- [TASK TO COMPLETE]
Lines that hold the word "icon" should be located and copied.

(Records from a data source)
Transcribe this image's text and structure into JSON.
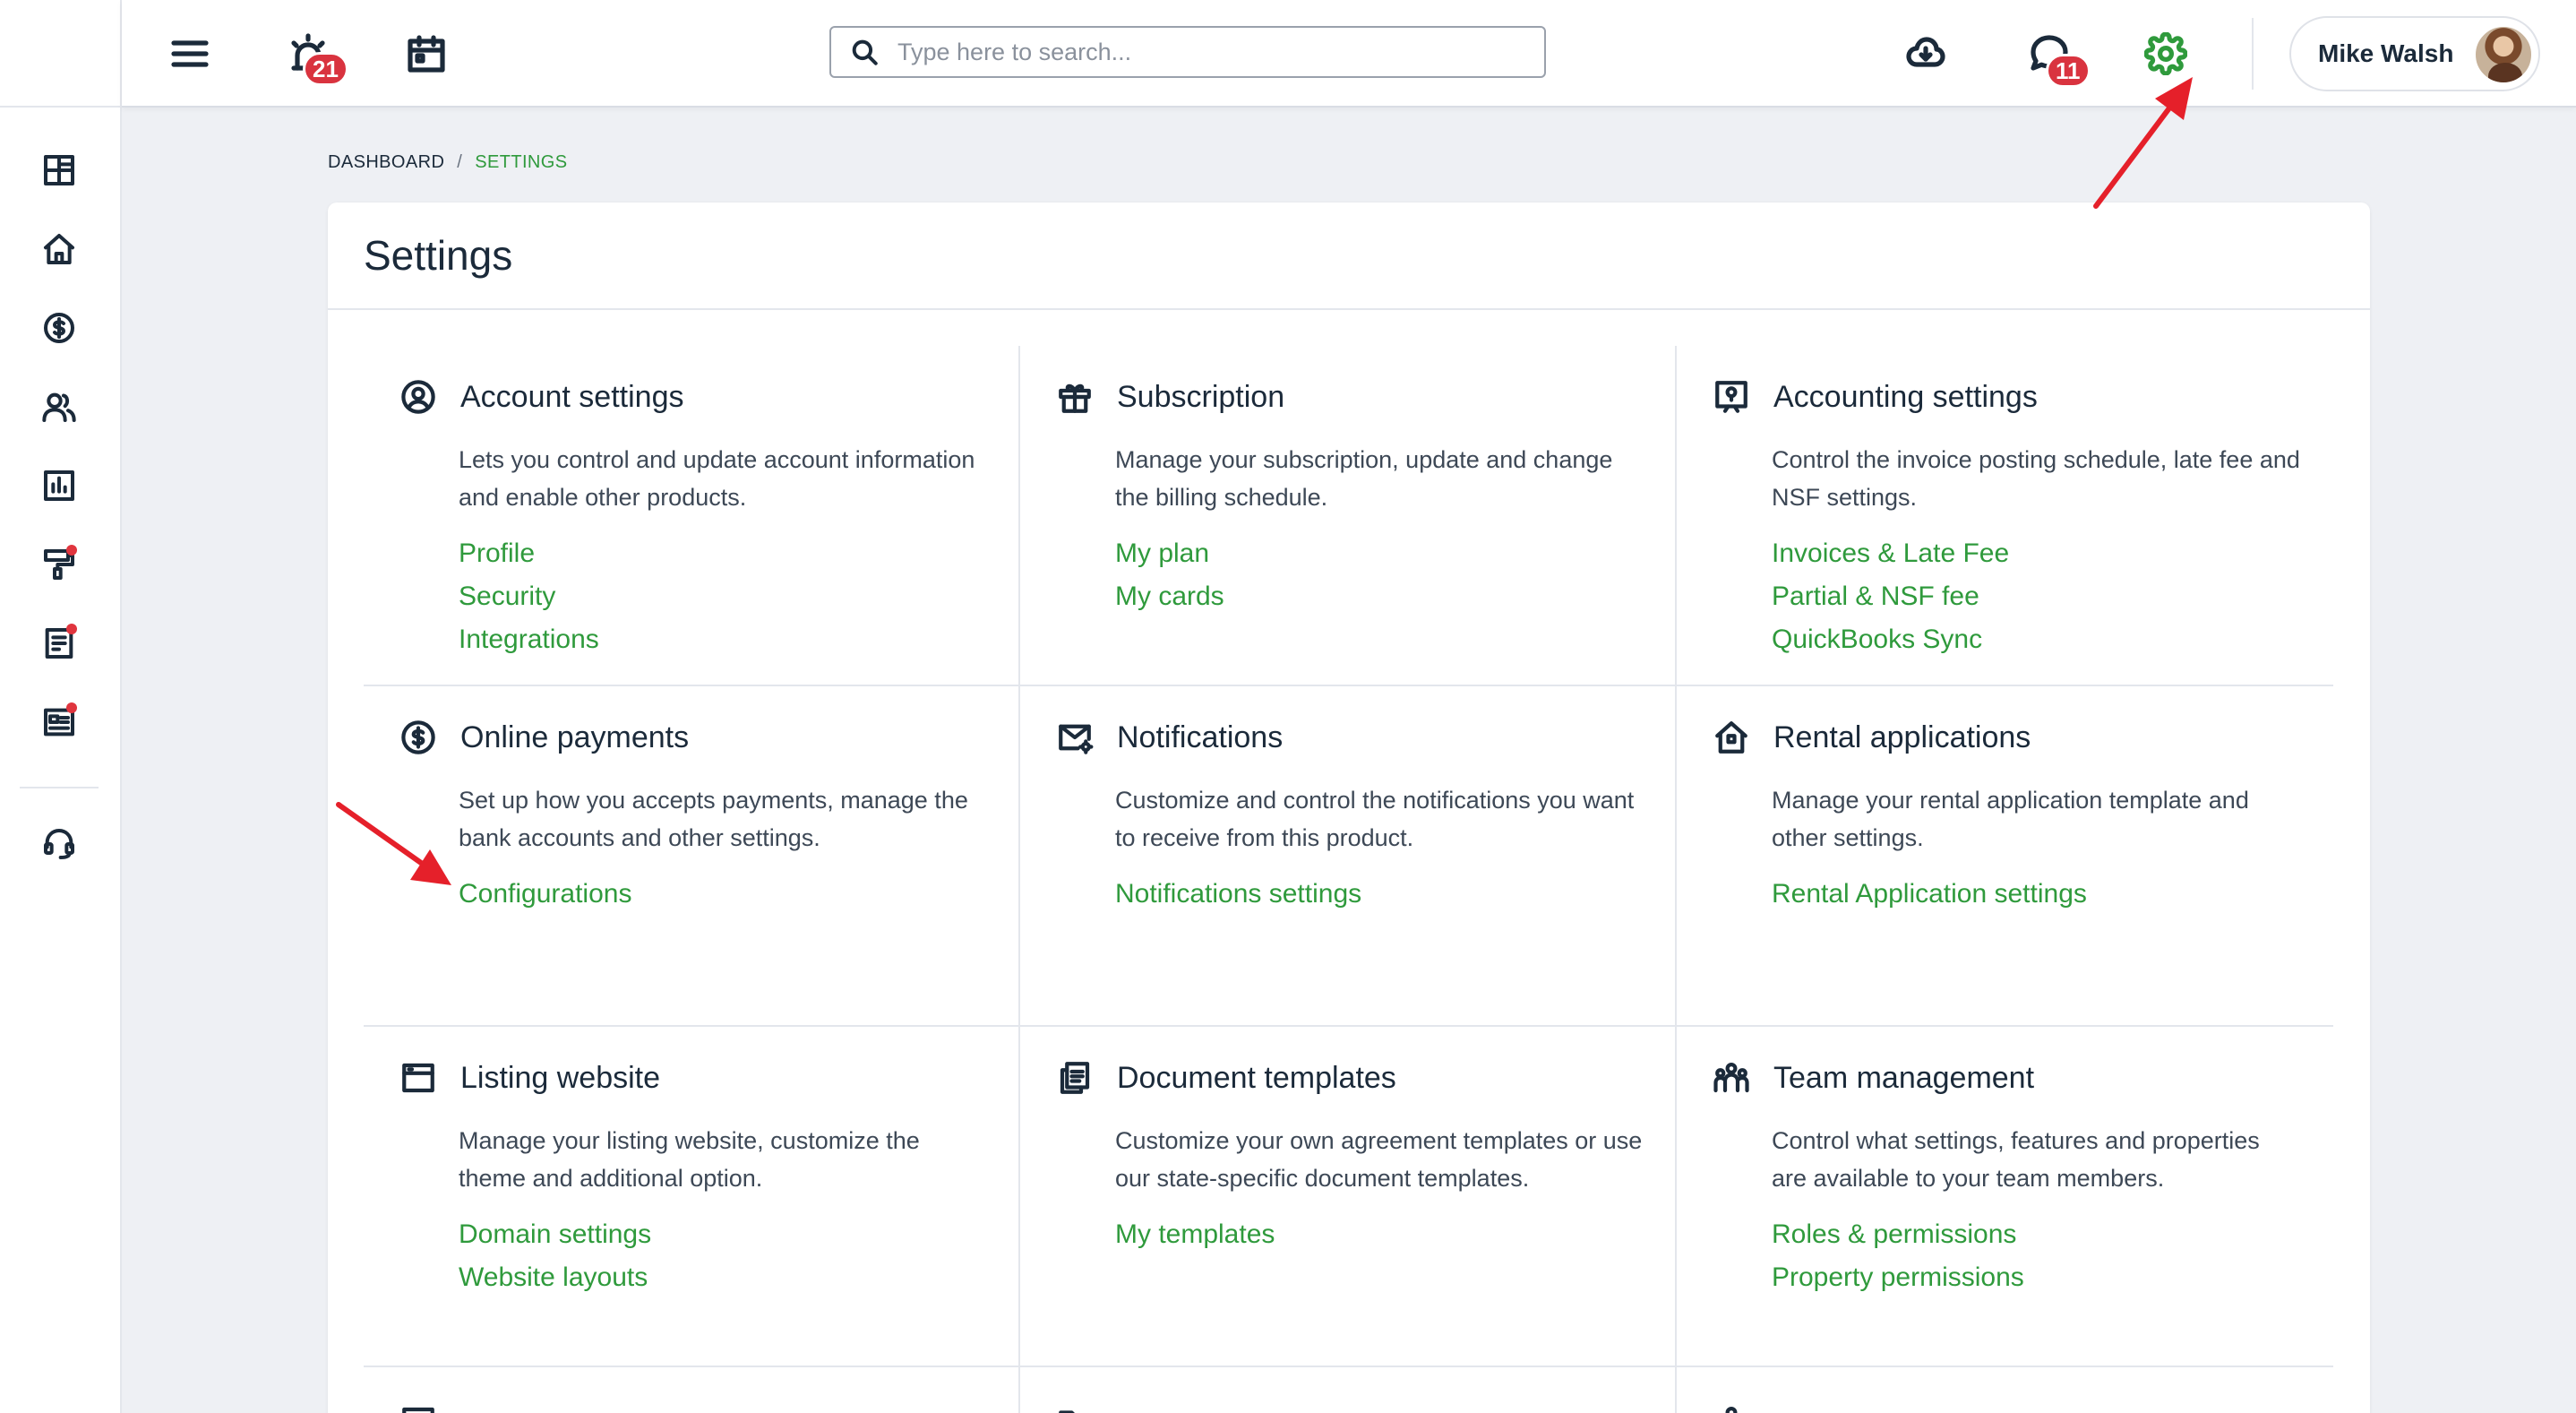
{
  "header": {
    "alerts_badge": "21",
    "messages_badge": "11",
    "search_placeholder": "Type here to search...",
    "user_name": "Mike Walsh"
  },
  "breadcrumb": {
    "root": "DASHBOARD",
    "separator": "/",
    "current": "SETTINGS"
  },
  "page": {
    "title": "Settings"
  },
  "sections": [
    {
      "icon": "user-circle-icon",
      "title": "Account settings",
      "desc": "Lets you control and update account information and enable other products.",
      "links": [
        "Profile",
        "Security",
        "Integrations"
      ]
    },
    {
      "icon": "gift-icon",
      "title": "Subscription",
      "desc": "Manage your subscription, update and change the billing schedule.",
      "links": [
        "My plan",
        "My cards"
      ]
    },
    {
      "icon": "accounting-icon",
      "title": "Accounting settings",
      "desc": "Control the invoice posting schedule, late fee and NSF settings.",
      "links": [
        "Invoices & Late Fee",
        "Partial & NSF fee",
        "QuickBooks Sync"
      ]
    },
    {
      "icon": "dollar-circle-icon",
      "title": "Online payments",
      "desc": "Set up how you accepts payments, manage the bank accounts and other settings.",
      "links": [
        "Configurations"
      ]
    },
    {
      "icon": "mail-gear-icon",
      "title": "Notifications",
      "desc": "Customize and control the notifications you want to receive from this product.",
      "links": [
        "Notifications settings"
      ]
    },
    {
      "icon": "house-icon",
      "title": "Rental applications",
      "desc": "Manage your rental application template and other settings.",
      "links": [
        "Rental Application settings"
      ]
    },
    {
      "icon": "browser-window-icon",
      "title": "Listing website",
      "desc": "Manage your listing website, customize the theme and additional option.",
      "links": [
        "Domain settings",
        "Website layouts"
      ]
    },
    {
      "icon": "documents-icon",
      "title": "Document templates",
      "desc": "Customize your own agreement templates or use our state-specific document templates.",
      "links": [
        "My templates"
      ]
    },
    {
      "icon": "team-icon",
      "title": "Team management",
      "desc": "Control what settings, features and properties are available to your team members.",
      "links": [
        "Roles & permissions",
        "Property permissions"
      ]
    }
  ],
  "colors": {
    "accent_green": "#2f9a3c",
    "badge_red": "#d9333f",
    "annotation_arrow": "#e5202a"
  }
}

- [RESULT BELOW]
      "icon": "user-circle-icon",
      "icon": "gift-icon",
      "icon": "accounting-icon",
      "icon": "dollar-circle-icon",
      "icon": "mail-gear-icon",
      "icon": "house-icon",
      "icon": "browser-window-icon",
      "icon": "documents-icon",
      "icon": "team-icon",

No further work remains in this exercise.